Within the listing below, locate all lines containing the word "trúng". Copy each one.
※ ※ ※
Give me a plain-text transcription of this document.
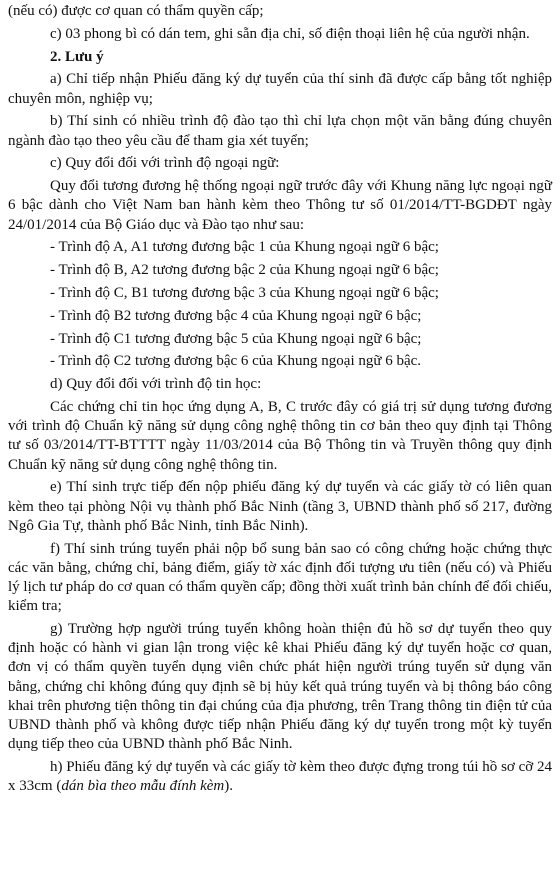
(nếu có) được cơ quan có thẩm quyền cấp;

c) 03 phong bì có dán tem, ghi sẵn địa chỉ, số điện thoại liên hệ của người nhận.

2. Lưu ý

a) Chỉ tiếp nhận Phiếu đăng ký dự tuyển của thí sinh đã được cấp bằng tốt nghiệp chuyên môn, nghiệp vụ;

b) Thí sinh có nhiều trình độ đào tạo thì chỉ lựa chọn một văn bằng đúng chuyên ngành đào tạo theo yêu cầu để tham gia xét tuyển;

c) Quy đổi đối với trình độ ngoại ngữ:

Quy đổi tương đương hệ thống ngoại ngữ trước đây với Khung năng lực ngoại ngữ 6 bậc dành cho Việt Nam ban hành kèm theo Thông tư số 01/2014/TT-BGDĐT ngày 24/01/2014 của Bộ Giáo dục và Đào tạo như sau:

- Trình độ A, A1 tương đương bậc 1 của Khung ngoại ngữ 6 bậc;

- Trình độ B, A2 tương đương bậc 2 của Khung ngoại ngữ 6 bậc;

- Trình độ C, B1 tương đương bậc 3 của Khung ngoại ngữ 6 bậc;

- Trình độ B2 tương đương bậc 4 của Khung ngoại ngữ 6 bậc;

- Trình độ C1 tương đương bậc 5 của Khung ngoại ngữ 6 bậc;

- Trình độ C2 tương đương bậc 6 của Khung ngoại ngữ 6 bậc.

d) Quy đổi đối với trình độ tin học:

Các chứng chỉ tin học ứng dụng A, B, C trước đây có giá trị sử dụng tương đương với trình độ Chuẩn kỹ năng sử dụng công nghệ thông tin cơ bản theo quy định tại Thông tư số 03/2014/TT-BTTTT ngày 11/03/2014 của Bộ Thông tin và Truyền thông quy định Chuẩn kỹ năng sử dụng công nghệ thông tin.

e) Thí sinh trực tiếp đến nộp phiếu đăng ký dự tuyển và các giấy tờ có liên quan kèm theo tại phòng Nội vụ thành phố Bắc Ninh (tầng 3, UBND thành phố số 217, đường Ngô Gia Tự, thành phố Bắc Ninh, tỉnh Bắc Ninh).

f) Thí sinh trúng tuyển phải nộp bổ sung bản sao có công chứng hoặc chứng thực các văn bằng, chứng chỉ, bảng điểm, giấy tờ xác định đối tượng ưu tiên (nếu có) và Phiếu lý lịch tư pháp do cơ quan có thẩm quyền cấp; đồng thời xuất trình bản chính để đối chiếu, kiểm tra;

g) Trường hợp người trúng tuyển không hoàn thiện đủ hồ sơ dự tuyển theo quy định hoặc có hành vi gian lận trong việc kê khai Phiếu đăng ký dự tuyển hoặc cơ quan, đơn vị có thẩm quyền tuyển dụng viên chức phát hiện người trúng tuyển sử dụng văn bằng, chứng chỉ không đúng quy định sẽ bị hủy kết quả trúng tuyển và bị thông báo công khai trên phương tiện thông tin đại chúng của địa phương, trên Trang thông tin điện tử của UBND thành phố và không được tiếp nhận Phiếu đăng ký dự tuyển trong một kỳ tuyển dụng tiếp theo của UBND thành phố Bắc Ninh.

h) Phiếu đăng ký dự tuyển và các giấy tờ kèm theo được đựng trong túi hồ sơ cỡ 24 x 33cm (dán bìa theo mẫu đính kèm).
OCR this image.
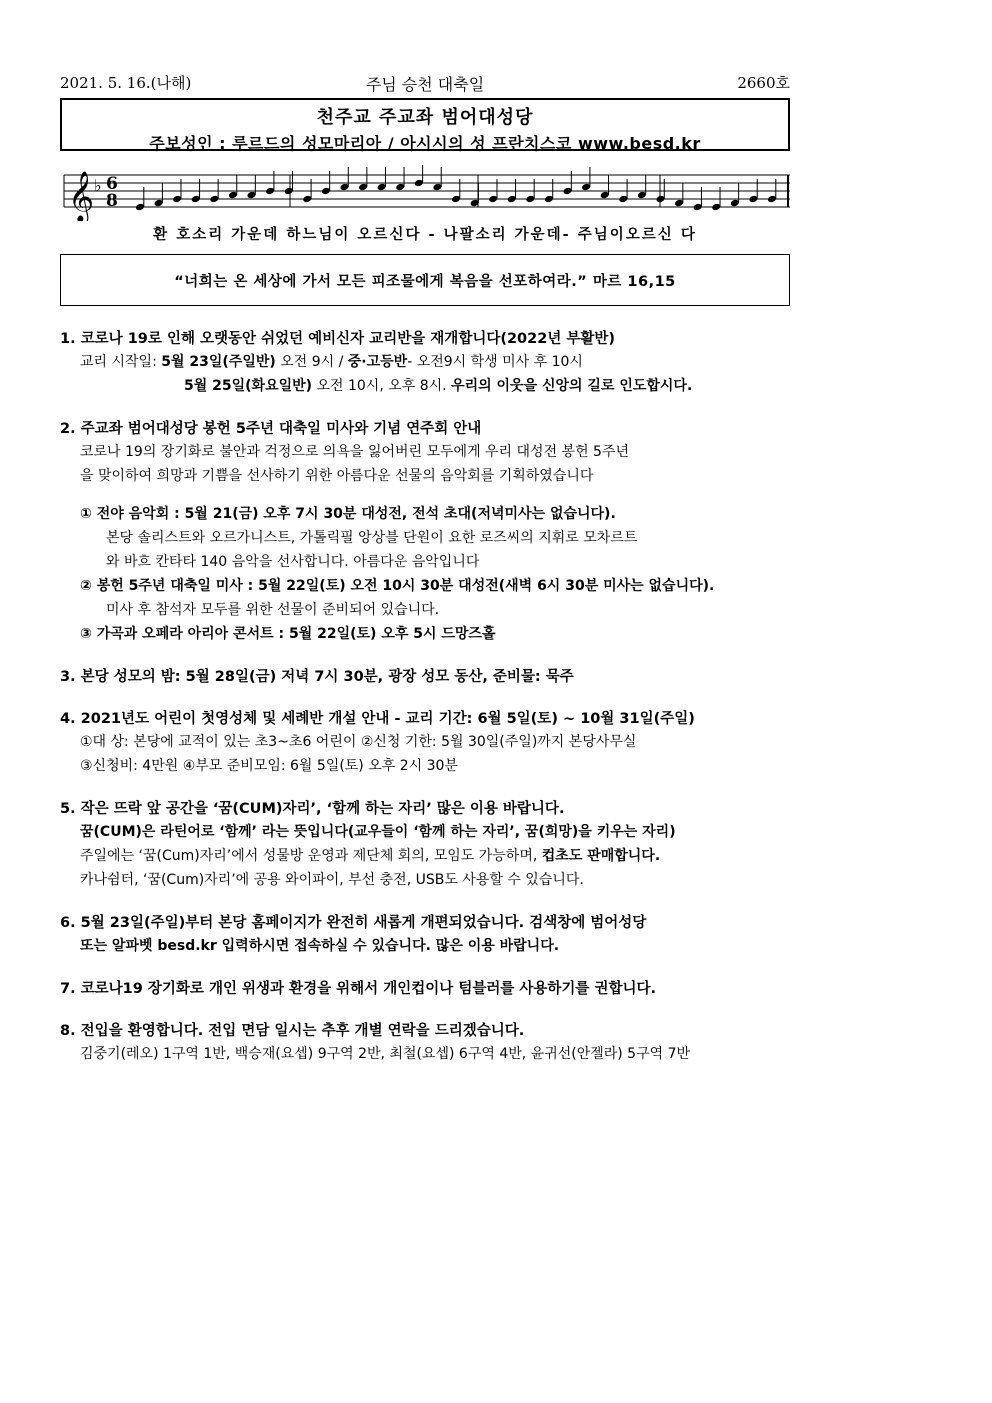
2021. 5. 16.(나해)	주님 승천 대축일	2660호
천주교 주교좌 범어대성당
주보성인 : 루르드의 성모마리아 / 아시시의 성 프란치스코 www.besd.kr
𝄞 ♭ 6
8
환 호소리 가운데 하느님이 오르신다 - 나팔소리 가운데- 주님이오르신 다
“너희는 온 세상에 가서 모든 피조물에게 복음을 선포하여라.” 마르 16,15
1. 코로나 19로 인해 오랫동안 쉬었던 예비신자 교리반을 재개합니다(2022년 부활반)
교리 시작일: 5월 23일(주일반) 오전 9시 / 중·고등반- 오전9시 학생 미사 후 10시
5월 25일(화요일반) 오전 10시, 오후 8시. 우리의 이웃을 신앙의 길로 인도합시다.
2. 주교좌 범어대성당 봉헌 5주년 대축일 미사와 기념 연주회 안내
코로나 19의 장기화로 불안과 걱정으로 의욕을 잃어버린 모두에게 우리 대성전 봉헌 5주년
을 맞이하여 희망과 기쁨을 선사하기 위한 아름다운 선물의 음악회를 기획하였습니다
① 전야 음악회 : 5월 21(금) 오후 7시 30분 대성전, 전석 초대(저녁미사는 없습니다).
본당 솔리스트와 오르가니스트, 가톨릭필 앙상블 단원이 요한 로즈씨의 지휘로 모차르트
와 바흐 칸타타 140 음악을 선사합니다. 아름다운 음악입니다
② 봉헌 5주년 대축일 미사 : 5월 22일(토) 오전 10시 30분 대성전(새벽 6시 30분 미사는 없습니다).
미사 후 참석자 모두를 위한 선물이 준비되어 있습니다.
③ 가곡과 오페라 아리아 콘서트 : 5월 22일(토) 오후 5시 드망즈홀
3. 본당 성모의 밤: 5월 28일(금) 저녁 7시 30분, 광장 성모 동산, 준비물: 묵주
4. 2021년도 어린이 첫영성체 및 세례반 개설 안내 - 교리 기간: 6월 5일(토) ~ 10월 31일(주일)
①대 상: 본당에 교적이 있는 초3~초6 어린이 ②신청 기한: 5월 30일(주일)까지 본당사무실
③신청비: 4만원 ④부모 준비모임: 6월 5일(토) 오후 2시 30분
5. 작은 뜨락 앞 공간을 ‘꿈(CUM)자리’, ‘함께 하는 자리’ 많은 이용 바랍니다.
꿈(CUM)은 라틴어로 ‘함께’ 라는 뜻입니다(교우들이 ‘함께 하는 자리’, 꿈(희망)을 키우는 자리)
주일에는 ‘꿈(Cum)자리’에서 성물방 운영과 제단체 회의, 모임도 가능하며, 컵초도 판매합니다.
카나쉼터, ‘꿈(Cum)자리’에 공용 와이파이, 부선 충전, USB도 사용할 수 있습니다.
6. 5월 23일(주일)부터 본당 홈페이지가 완전히 새롭게 개편되었습니다. 검색창에 범어성당
또는 알파벳 besd.kr 입력하시면 접속하실 수 있습니다. 많은 이용 바랍니다.
7. 코로나19 장기화로 개인 위생과 환경을 위해서 개인컵이나 텀블러를 사용하기를 권합니다.
8. 전입을 환영합니다. 전입 면담 일시는 추후 개별 연락을 드리겠습니다.
김중기(레오) 1구역 1반, 백승재(요셉) 9구역 2반, 최철(요셉) 6구역 4반, 윤귀선(안젤라) 5구역 7반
※ ※ ※
▶ Task result
f) Thí sinh trúng tuyển phải nộp bổ sung bản sao có công chứng hoặc chứng thực các văn bằng, chứng chỉ, bảng điểm, giấy tờ xác định đối tượng ưu tiên (nếu có) và Phiếu lý lịch tư pháp do cơ quan có thẩm quyền cấp; đồng thời xuất trình bản chính để đối chiếu, kiểm tra;
g) Trường hợp người trúng tuyển không hoàn thiện đủ hồ sơ dự tuyển theo quy định hoặc có hành vi gian lận trong việc kê khai Phiếu đăng ký dự tuyển hoặc cơ quan, đơn vị có thẩm quyền tuyển dụng viên chức phát hiện người trúng tuyển sử dụng văn bằng, chứng chỉ không đúng quy định sẽ bị hủy kết quả trúng tuyển và bị thông báo công khai trên phương tiện thông tin đại chúng của địa phương, trên Trang thông tin điện tử của UBND thành phố và không được tiếp nhận Phiếu đăng ký dự tuyển trong một kỳ tuyển dụng tiếp theo của UBND thành phố Bắc Ninh.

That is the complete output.